▶ **REQUIREMENT**: Pick out every line holding the string "name" and copy it.

— START RECORDS TO PROCESS —

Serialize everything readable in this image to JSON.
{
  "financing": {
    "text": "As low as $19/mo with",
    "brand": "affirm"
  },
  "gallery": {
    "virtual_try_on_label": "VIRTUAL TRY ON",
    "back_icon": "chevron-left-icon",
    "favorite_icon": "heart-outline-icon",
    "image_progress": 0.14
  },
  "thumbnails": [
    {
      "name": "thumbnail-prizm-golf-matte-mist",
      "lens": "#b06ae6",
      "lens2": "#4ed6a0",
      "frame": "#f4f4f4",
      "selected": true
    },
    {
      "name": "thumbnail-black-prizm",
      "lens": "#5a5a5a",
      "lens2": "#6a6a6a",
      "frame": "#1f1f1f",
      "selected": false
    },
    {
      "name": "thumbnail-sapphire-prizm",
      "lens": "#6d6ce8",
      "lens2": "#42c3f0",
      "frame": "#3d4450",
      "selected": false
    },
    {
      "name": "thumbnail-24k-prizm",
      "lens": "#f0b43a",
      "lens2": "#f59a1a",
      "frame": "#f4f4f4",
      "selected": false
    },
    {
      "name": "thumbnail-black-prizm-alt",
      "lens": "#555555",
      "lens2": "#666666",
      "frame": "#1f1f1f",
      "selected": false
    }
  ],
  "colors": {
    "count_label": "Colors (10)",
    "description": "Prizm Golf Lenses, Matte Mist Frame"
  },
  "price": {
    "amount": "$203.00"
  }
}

— END RECORDS TO PROCESS —

▶ **FINISHED TASK**:
      "name": "thumbnail-prizm-golf-matte-mist",
      "name": "thumbnail-black-prizm",
      "name": "thumbnail-sapphire-prizm",
      "name": "thumbnail-24k-prizm",
      "name": "thumbnail-black-prizm-alt",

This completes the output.